# start of Exercise inputs

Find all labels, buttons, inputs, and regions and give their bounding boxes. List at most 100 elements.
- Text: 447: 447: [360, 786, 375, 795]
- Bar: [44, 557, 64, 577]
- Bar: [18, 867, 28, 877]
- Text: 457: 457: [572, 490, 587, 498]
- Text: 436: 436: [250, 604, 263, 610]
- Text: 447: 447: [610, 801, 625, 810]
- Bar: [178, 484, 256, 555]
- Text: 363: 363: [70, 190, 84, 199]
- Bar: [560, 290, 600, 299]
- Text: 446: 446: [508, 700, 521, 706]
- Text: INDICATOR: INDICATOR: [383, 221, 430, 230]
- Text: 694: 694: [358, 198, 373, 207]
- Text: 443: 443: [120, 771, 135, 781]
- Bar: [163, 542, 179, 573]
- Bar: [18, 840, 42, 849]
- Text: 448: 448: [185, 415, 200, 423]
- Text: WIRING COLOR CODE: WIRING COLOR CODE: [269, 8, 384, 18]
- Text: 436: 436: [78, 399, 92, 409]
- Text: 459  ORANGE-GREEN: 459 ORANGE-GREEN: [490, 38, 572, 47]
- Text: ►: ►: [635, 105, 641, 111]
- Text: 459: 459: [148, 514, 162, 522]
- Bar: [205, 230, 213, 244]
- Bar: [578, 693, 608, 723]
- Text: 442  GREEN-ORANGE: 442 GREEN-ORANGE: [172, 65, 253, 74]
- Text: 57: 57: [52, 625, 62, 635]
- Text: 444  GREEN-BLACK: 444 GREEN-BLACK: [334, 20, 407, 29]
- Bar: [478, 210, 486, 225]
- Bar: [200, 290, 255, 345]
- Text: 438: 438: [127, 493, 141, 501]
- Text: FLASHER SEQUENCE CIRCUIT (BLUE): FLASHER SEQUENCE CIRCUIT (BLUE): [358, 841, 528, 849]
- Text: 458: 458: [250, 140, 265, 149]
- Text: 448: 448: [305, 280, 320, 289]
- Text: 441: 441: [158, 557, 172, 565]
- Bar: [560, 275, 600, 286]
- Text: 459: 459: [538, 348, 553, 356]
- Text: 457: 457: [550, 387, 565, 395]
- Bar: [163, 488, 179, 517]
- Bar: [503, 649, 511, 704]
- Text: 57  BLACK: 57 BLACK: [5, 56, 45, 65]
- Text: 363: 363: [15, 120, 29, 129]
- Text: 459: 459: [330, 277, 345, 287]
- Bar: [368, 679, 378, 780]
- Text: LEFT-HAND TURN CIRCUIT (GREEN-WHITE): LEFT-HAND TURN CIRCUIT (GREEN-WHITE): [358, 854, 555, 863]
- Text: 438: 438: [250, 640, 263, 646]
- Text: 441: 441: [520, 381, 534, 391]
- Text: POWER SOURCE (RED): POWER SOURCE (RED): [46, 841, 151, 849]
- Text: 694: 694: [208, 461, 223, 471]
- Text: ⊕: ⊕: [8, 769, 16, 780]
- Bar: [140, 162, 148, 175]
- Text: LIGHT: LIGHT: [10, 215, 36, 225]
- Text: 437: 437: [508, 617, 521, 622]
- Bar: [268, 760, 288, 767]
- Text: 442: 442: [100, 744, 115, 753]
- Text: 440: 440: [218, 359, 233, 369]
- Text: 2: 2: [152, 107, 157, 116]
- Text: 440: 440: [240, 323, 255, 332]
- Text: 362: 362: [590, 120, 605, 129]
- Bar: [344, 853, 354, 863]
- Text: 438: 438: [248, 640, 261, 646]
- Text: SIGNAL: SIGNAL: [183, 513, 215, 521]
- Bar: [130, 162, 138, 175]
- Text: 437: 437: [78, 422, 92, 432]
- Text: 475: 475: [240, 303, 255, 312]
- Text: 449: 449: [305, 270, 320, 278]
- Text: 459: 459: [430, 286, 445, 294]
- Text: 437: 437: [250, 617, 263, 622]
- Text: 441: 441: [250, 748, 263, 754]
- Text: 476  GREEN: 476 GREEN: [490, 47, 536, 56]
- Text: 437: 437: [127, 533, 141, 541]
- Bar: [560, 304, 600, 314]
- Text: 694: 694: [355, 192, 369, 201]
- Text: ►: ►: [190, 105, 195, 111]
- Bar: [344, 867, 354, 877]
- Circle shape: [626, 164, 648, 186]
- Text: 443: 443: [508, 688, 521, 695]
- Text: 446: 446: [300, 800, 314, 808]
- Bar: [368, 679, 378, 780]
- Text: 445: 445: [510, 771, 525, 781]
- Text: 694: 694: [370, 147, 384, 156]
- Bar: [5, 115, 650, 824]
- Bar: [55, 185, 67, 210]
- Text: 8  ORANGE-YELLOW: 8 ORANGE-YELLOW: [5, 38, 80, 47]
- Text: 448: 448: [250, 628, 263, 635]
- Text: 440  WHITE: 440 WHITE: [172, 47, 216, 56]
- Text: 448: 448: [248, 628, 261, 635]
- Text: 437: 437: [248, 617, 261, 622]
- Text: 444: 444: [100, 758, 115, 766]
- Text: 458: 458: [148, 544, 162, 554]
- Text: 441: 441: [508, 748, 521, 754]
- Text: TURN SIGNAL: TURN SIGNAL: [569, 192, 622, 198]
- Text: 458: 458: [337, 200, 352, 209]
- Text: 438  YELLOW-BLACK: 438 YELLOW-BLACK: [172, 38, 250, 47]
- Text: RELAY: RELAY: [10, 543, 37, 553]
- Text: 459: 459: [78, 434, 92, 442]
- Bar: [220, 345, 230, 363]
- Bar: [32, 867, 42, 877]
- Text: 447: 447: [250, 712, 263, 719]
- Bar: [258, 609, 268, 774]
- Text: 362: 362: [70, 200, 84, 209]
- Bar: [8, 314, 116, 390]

# end of Exercise inputs

Exercise
Return every line of the records above unchanged and in the same order.

Result of this exercise
Find all labels, buttons, inputs, and regions and give their bounding boxes. List at most 100 elements.
- Text: 447: 447: [360, 786, 375, 795]
- Bar: [44, 557, 64, 577]
- Bar: [18, 867, 28, 877]
- Text: 457: 457: [572, 490, 587, 498]
- Text: 436: 436: [250, 604, 263, 610]
- Text: 447: 447: [610, 801, 625, 810]
- Bar: [178, 484, 256, 555]
- Text: 363: 363: [70, 190, 84, 199]
- Bar: [560, 290, 600, 299]
- Text: 446: 446: [508, 700, 521, 706]
- Text: INDICATOR: INDICATOR: [383, 221, 430, 230]
- Text: 694: 694: [358, 198, 373, 207]
- Text: 443: 443: [120, 771, 135, 781]
- Bar: [163, 542, 179, 573]
- Bar: [18, 840, 42, 849]
- Text: 448: 448: [185, 415, 200, 423]
- Text: WIRING COLOR CODE: WIRING COLOR CODE: [269, 8, 384, 18]
- Text: 436: 436: [78, 399, 92, 409]
- Text: 459  ORANGE-GREEN: 459 ORANGE-GREEN: [490, 38, 572, 47]
- Text: ►: ►: [635, 105, 641, 111]
- Text: 459: 459: [148, 514, 162, 522]
- Bar: [205, 230, 213, 244]
- Bar: [578, 693, 608, 723]
- Text: 442  GREEN-ORANGE: 442 GREEN-ORANGE: [172, 65, 253, 74]
- Text: 57: 57: [52, 625, 62, 635]
- Text: 444  GREEN-BLACK: 444 GREEN-BLACK: [334, 20, 407, 29]
- Bar: [478, 210, 486, 225]
- Bar: [200, 290, 255, 345]
- Text: 438: 438: [127, 493, 141, 501]
- Text: FLASHER SEQUENCE CIRCUIT (BLUE): FLASHER SEQUENCE CIRCUIT (BLUE): [358, 841, 528, 849]
- Text: 458: 458: [250, 140, 265, 149]
- Text: 448: 448: [305, 280, 320, 289]
- Text: 441: 441: [158, 557, 172, 565]
- Bar: [560, 275, 600, 286]
- Text: 459: 459: [538, 348, 553, 356]
- Text: 457: 457: [550, 387, 565, 395]
- Bar: [163, 488, 179, 517]
- Bar: [503, 649, 511, 704]
- Text: 57  BLACK: 57 BLACK: [5, 56, 45, 65]
- Text: 363: 363: [15, 120, 29, 129]
- Text: 459: 459: [330, 277, 345, 287]
- Bar: [368, 679, 378, 780]
- Text: LEFT-HAND TURN CIRCUIT (GREEN-WHITE): LEFT-HAND TURN CIRCUIT (GREEN-WHITE): [358, 854, 555, 863]
- Text: 438: 438: [250, 640, 263, 646]
- Text: 441: 441: [520, 381, 534, 391]
- Text: POWER SOURCE (RED): POWER SOURCE (RED): [46, 841, 151, 849]
- Text: 694: 694: [208, 461, 223, 471]
- Text: ⊕: ⊕: [8, 769, 16, 780]
- Bar: [140, 162, 148, 175]
- Text: LIGHT: LIGHT: [10, 215, 36, 225]
- Text: 437: 437: [508, 617, 521, 622]
- Bar: [268, 760, 288, 767]
- Text: 442: 442: [100, 744, 115, 753]
- Text: 440: 440: [218, 359, 233, 369]
- Text: 2: 2: [152, 107, 157, 116]
- Text: 440: 440: [240, 323, 255, 332]
- Text: 362: 362: [590, 120, 605, 129]
- Bar: [344, 853, 354, 863]
- Text: 438: 438: [248, 640, 261, 646]
- Text: SIGNAL: SIGNAL: [183, 513, 215, 521]
- Bar: [130, 162, 138, 175]
- Text: 437: 437: [78, 422, 92, 432]
- Text: 475: 475: [240, 303, 255, 312]
- Text: 449: 449: [305, 270, 320, 278]
- Text: 459: 459: [430, 286, 445, 294]
- Text: 437: 437: [250, 617, 263, 622]
- Text: 441: 441: [250, 748, 263, 754]
- Text: 476  GREEN: 476 GREEN: [490, 47, 536, 56]
- Text: 437: 437: [127, 533, 141, 541]
- Bar: [560, 304, 600, 314]
- Text: 694: 694: [355, 192, 369, 201]
- Text: ►: ►: [190, 105, 195, 111]
- Bar: [344, 867, 354, 877]
- Circle shape: [626, 164, 648, 186]
- Text: 443: 443: [508, 688, 521, 695]
- Text: 446: 446: [300, 800, 314, 808]
- Bar: [368, 679, 378, 780]
- Text: 445: 445: [510, 771, 525, 781]
- Text: 694: 694: [370, 147, 384, 156]
- Bar: [5, 115, 650, 824]
- Bar: [55, 185, 67, 210]
- Text: 8  ORANGE-YELLOW: 8 ORANGE-YELLOW: [5, 38, 80, 47]
- Text: 448: 448: [250, 628, 263, 635]
- Text: 440  WHITE: 440 WHITE: [172, 47, 216, 56]
- Text: 448: 448: [248, 628, 261, 635]
- Text: 437: 437: [248, 617, 261, 622]
- Text: 444: 444: [100, 758, 115, 766]
- Text: 458: 458: [148, 544, 162, 554]
- Text: 441: 441: [508, 748, 521, 754]
- Text: TURN SIGNAL: TURN SIGNAL: [569, 192, 622, 198]
- Text: 458: 458: [337, 200, 352, 209]
- Text: 438  YELLOW-BLACK: 438 YELLOW-BLACK: [172, 38, 250, 47]
- Text: RELAY: RELAY: [10, 543, 37, 553]
- Text: 459: 459: [78, 434, 92, 442]
- Bar: [220, 345, 230, 363]
- Bar: [32, 867, 42, 877]
- Text: 447: 447: [250, 712, 263, 719]
- Bar: [258, 609, 268, 774]
- Text: 362: 362: [70, 200, 84, 209]
- Bar: [8, 314, 116, 390]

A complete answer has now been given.